▸ Exercise instructions
Pictures stay out; everything else in the records below is copied exactly.

-- BEGIN --

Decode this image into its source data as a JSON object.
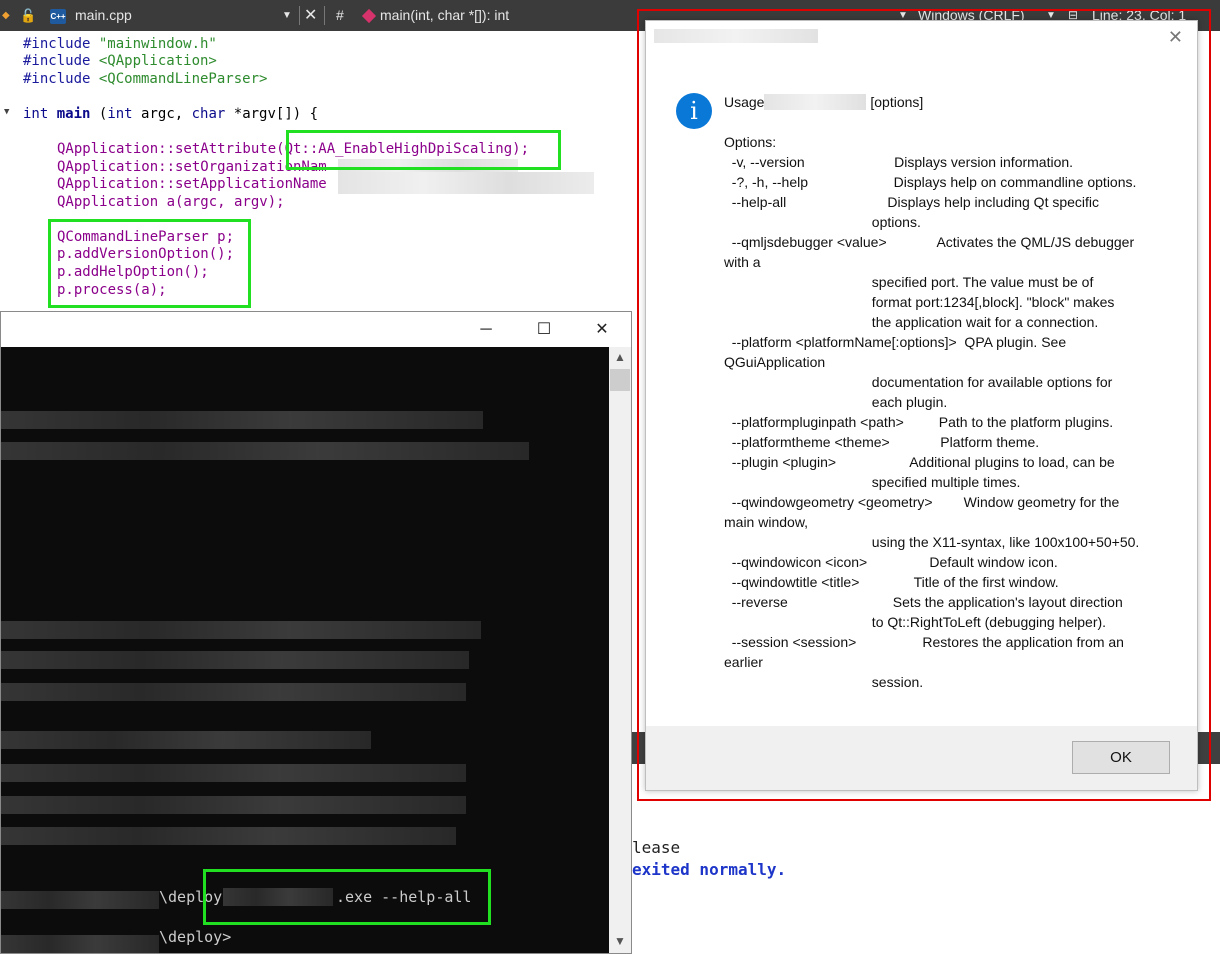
{
  "editor": {
    "file_name": "main.cpp",
    "file_type_badge": "C++",
    "hash_symbol": "#",
    "function_crumb": "main(int, char *[]): int",
    "line_ending": "Windows (CRLF)",
    "cursor_position": "Line: 23, Col: 1",
    "code": {
      "l1_directive": "#include ",
      "l1_arg": "\"mainwindow.h\"",
      "l2_directive": "#include ",
      "l2_arg": "<QApplication>",
      "l3_directive": "#include ",
      "l3_arg": "<QCommandLineParser>",
      "l4_int": "int ",
      "l4_main": "main ",
      "l4_open": "(",
      "l4_int2": "int ",
      "l4_argc": "argc, ",
      "l4_char": "char ",
      "l4_rest": "*argv[]) {",
      "l5": "QApplication::setAttribute(Qt::AA_EnableHighDpiScaling);",
      "l6": "QApplication::setOrganizationNam",
      "l7": "QApplication::setApplicationName",
      "l8": "QApplication a(argc, argv);",
      "l9": "QCommandLineParser p;",
      "l10": "p.addVersionOption();",
      "l11": "p.addHelpOption();",
      "l12": "p.process(a);"
    }
  },
  "console": {
    "minimize_glyph": "─",
    "maximize_glyph": "☐",
    "close_glyph": "✕",
    "scroll_up_glyph": "▲",
    "scroll_down_glyph": "▼",
    "cmd_prefix": "\\deploy",
    "cmd_suffix": ".exe --help-all",
    "prompt2": "\\deploy>"
  },
  "output": {
    "line1": "lease",
    "line2": "exited normally."
  },
  "dialog": {
    "close_glyph": "✕",
    "info_glyph": "i",
    "usage_prefix": "Usage",
    "usage_suffix": "[options]",
    "help_text": "Options:\n  -v, --version                       Displays version information.\n  -?, -h, --help                      Displays help on commandline options.\n  --help-all                          Displays help including Qt specific\n                                      options.\n  --qmljsdebugger <value>             Activates the QML/JS debugger\nwith a\n                                      specified port. The value must be of\n                                      format port:1234[,block]. \"block\" makes\n                                      the application wait for a connection.\n  --platform <platformName[:options]>  QPA plugin. See\nQGuiApplication\n                                      documentation for available options for\n                                      each plugin.\n  --platformpluginpath <path>         Path to the platform plugins.\n  --platformtheme <theme>             Platform theme.\n  --plugin <plugin>                   Additional plugins to load, can be\n                                      specified multiple times.\n  --qwindowgeometry <geometry>        Window geometry for the\nmain window,\n                                      using the X11-syntax, like 100x100+50+50.\n  --qwindowicon <icon>                Default window icon.\n  --qwindowtitle <title>              Title of the first window.\n  --reverse                           Sets the application's layout direction\n                                      to Qt::RightToLeft (debugging helper).\n  --session <session>                 Restores the application from an\nearlier\n                                      session.",
    "ok_label": "OK"
  },
  "colors": {
    "highlight_green": "#21e021",
    "highlight_red": "#e00000",
    "info_blue": "#0a78d7"
  }
}
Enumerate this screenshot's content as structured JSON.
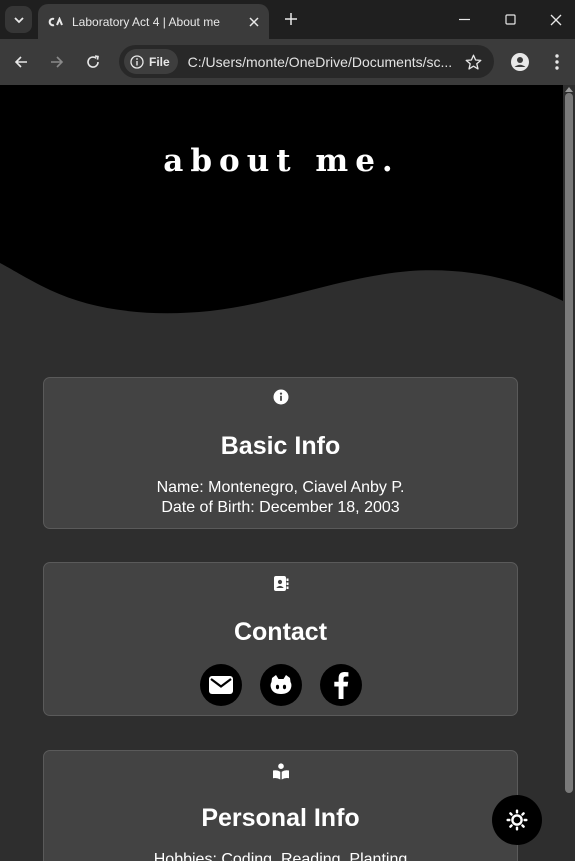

-- END --

▸ Task output
Decode this image into its source data as a JSON object.
{
  "editor": {
    "file_name": "main.cpp",
    "file_type_badge": "C++",
    "hash_symbol": "#",
    "function_crumb": "main(int, char *[]): int",
    "line_ending": "Windows (CRLF)",
    "cursor_position": "Line: 23, Col: 1",
    "code": {
      "l1_directive": "#include ",
      "l1_arg": "\"mainwindow.h\"",
      "l2_directive": "#include ",
      "l2_arg": "<QApplication>",
      "l3_directive": "#include ",
      "l3_arg": "<QCommandLineParser>",
      "l4_int": "int ",
      "l4_main": "main ",
      "l4_open": "(",
      "l4_int2": "int ",
      "l4_argc": "argc, ",
      "l4_char": "char ",
      "l4_rest": "*argv[]) {",
      "l5": "QApplication::setAttribute(Qt::AA_EnableHighDpiScaling);",
      "l6": "QApplication::setOrganizationNam",
      "l7": "QApplication::setApplicationName",
      "l8": "QApplication a(argc, argv);",
      "l9": "QCommandLineParser p;",
      "l10": "p.addVersionOption();",
      "l11": "p.addHelpOption();",
      "l12": "p.process(a);"
    }
  },
  "console": {
    "minimize_glyph": "─",
    "maximize_glyph": "☐",
    "close_glyph": "✕",
    "scroll_up_glyph": "▲",
    "scroll_down_glyph": "▼",
    "cmd_prefix": "\\deploy",
    "cmd_suffix": ".exe --help-all",
    "prompt2": "\\deploy>"
  },
  "output": {
    "line1": "lease",
    "line2": "exited normally."
  },
  "dialog": {
    "close_glyph": "✕",
    "info_glyph": "i",
    "usage_prefix": "Usage",
    "usage_suffix": "[options]",
    "help_text": "Options:\n  -v, --version                       Displays version information.\n  -?, -h, --help                      Displays help on commandline options.\n  --help-all                          Displays help including Qt specific\n                                      options.\n  --qmljsdebugger <value>             Activates the QML/JS debugger\nwith a\n                                      specified port. The value must be of\n                                      format port:1234[,block]. \"block\" makes\n                                      the application wait for a connection.\n  --platform <platformName[:options]>  QPA plugin. See\nQGuiApplication\n                                      documentation for available options for\n                                      each plugin.\n  --platformpluginpath <path>         Path to the platform plugins.\n  --platformtheme <theme>             Platform theme.\n  --plugin <plugin>                   Additional plugins to load, can be\n                                      specified multiple times.\n  --qwindowgeometry <geometry>        Window geometry for the\nmain window,\n                                      using the X11-syntax, like 100x100+50+50.\n  --qwindowicon <icon>                Default window icon.\n  --qwindowtitle <title>              Title of the first window.\n  --reverse                           Sets the application's layout direction\n                                      to Qt::RightToLeft (debugging helper).\n  --session <session>                 Restores the application from an\nearlier\n                                      session.",
    "ok_label": "OK"
  },
  "colors": {
    "highlight_green": "#21e021",
    "highlight_red": "#e00000",
    "info_blue": "#0a78d7"
  }
}
Enumerate this screenshot's content as structured JSON.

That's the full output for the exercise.